Material shown -
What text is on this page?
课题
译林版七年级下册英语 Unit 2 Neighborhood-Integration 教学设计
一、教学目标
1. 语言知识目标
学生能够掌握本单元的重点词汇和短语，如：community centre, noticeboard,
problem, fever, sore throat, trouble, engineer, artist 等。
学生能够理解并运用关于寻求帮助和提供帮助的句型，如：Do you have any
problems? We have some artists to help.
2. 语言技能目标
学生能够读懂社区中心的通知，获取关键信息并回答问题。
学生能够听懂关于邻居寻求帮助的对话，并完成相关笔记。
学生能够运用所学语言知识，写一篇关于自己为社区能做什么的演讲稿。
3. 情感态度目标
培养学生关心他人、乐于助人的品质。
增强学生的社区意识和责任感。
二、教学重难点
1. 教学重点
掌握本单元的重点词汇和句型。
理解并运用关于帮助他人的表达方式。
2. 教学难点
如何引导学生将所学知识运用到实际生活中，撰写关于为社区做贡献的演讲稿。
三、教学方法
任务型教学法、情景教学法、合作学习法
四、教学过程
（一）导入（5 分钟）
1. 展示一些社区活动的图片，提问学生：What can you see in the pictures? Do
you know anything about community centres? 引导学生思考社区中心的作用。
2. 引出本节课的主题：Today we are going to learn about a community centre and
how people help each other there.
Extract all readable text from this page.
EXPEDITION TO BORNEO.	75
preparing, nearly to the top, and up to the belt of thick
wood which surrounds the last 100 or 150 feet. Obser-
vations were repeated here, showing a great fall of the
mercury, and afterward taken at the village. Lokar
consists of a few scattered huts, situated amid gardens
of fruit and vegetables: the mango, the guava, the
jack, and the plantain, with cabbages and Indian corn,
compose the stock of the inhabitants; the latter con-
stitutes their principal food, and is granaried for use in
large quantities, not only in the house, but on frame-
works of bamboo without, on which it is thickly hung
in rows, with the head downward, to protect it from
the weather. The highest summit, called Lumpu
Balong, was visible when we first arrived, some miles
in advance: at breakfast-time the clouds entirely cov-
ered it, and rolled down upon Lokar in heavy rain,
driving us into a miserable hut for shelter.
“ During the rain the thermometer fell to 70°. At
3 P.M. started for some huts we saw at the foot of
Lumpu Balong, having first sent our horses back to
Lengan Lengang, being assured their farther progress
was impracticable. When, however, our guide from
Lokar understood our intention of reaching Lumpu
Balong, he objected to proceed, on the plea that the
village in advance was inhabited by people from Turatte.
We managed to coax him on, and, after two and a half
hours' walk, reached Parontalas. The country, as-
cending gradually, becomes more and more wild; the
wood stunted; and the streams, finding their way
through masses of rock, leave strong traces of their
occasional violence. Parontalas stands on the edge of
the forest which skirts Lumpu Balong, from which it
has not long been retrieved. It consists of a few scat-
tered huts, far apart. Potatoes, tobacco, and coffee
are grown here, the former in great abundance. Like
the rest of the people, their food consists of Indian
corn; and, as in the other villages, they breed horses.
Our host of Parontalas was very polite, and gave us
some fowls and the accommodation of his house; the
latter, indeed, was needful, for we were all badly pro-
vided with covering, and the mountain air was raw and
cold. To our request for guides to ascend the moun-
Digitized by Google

Prompt - Write out every record shown above, word for word.

The output -
What text is on this page?
课题
译林版七年级下册英语 Unit 2 Neighborhood-Integration 教学设计
一、教学目标
1. 语言知识目标
学生能够掌握本单元的重点词汇和短语，如：community centre, noticeboard,
problem, fever, sore throat, trouble, engineer, artist 等。
学生能够理解并运用关于寻求帮助和提供帮助的句型，如：Do you have any
problems? We have some artists to help.
2. 语言技能目标
学生能够读懂社区中心的通知，获取关键信息并回答问题。
学生能够听懂关于邻居寻求帮助的对话，并完成相关笔记。
学生能够运用所学语言知识，写一篇关于自己为社区能做什么的演讲稿。
3. 情感态度目标
培养学生关心他人、乐于助人的品质。
增强学生的社区意识和责任感。
二、教学重难点
1. 教学重点
掌握本单元的重点词汇和句型。
理解并运用关于帮助他人的表达方式。
2. 教学难点
如何引导学生将所学知识运用到实际生活中，撰写关于为社区做贡献的演讲稿。
三、教学方法
任务型教学法、情景教学法、合作学习法
四、教学过程
（一）导入（5 分钟）
1. 展示一些社区活动的图片，提问学生：What can you see in the pictures? Do
you know anything about community centres? 引导学生思考社区中心的作用。
2. 引出本节课的主题：Today we are going to learn about a community centre and
how people help each other there.
Extract all readable text from this page.
EXPEDITION TO BORNEO.	75
preparing, nearly to the top, and up to the belt of thick
wood which surrounds the last 100 or 150 feet. Obser-
vations were repeated here, showing a great fall of the
mercury, and afterward taken at the village. Lokar
consists of a few scattered huts, situated amid gardens
of fruit and vegetables: the mango, the guava, the
jack, and the plantain, with cabbages and Indian corn,
compose the stock of the inhabitants; the latter con-
stitutes their principal food, and is granaried for use in
large quantities, not only in the house, but on frame-
works of bamboo without, on which it is thickly hung
in rows, with the head downward, to protect it from
the weather. The highest summit, called Lumpu
Balong, was visible when we first arrived, some miles
in advance: at breakfast-time the clouds entirely cov-
ered it, and rolled down upon Lokar in heavy rain,
driving us into a miserable hut for shelter.
“ During the rain the thermometer fell to 70°. At
3 P.M. started for some huts we saw at the foot of
Lumpu Balong, having first sent our horses back to
Lengan Lengang, being assured their farther progress
was impracticable. When, however, our guide from
Lokar understood our intention of reaching Lumpu
Balong, he objected to proceed, on the plea that the
village in advance was inhabited by people from Turatte.
We managed to coax him on, and, after two and a half
hours' walk, reached Parontalas. The country, as-
cending gradually, becomes more and more wild; the
wood stunted; and the streams, finding their way
through masses of rock, leave strong traces of their
occasional violence. Parontalas stands on the edge of
the forest which skirts Lumpu Balong, from which it
has not long been retrieved. It consists of a few scat-
tered huts, far apart. Potatoes, tobacco, and coffee
are grown here, the former in great abundance. Like
the rest of the people, their food consists of Indian
corn; and, as in the other villages, they breed horses.
Our host of Parontalas was very polite, and gave us
some fowls and the accommodation of his house; the
latter, indeed, was needful, for we were all badly pro-
vided with covering, and the mountain air was raw and
cold. To our request for guides to ascend the moun-
Digitized by Google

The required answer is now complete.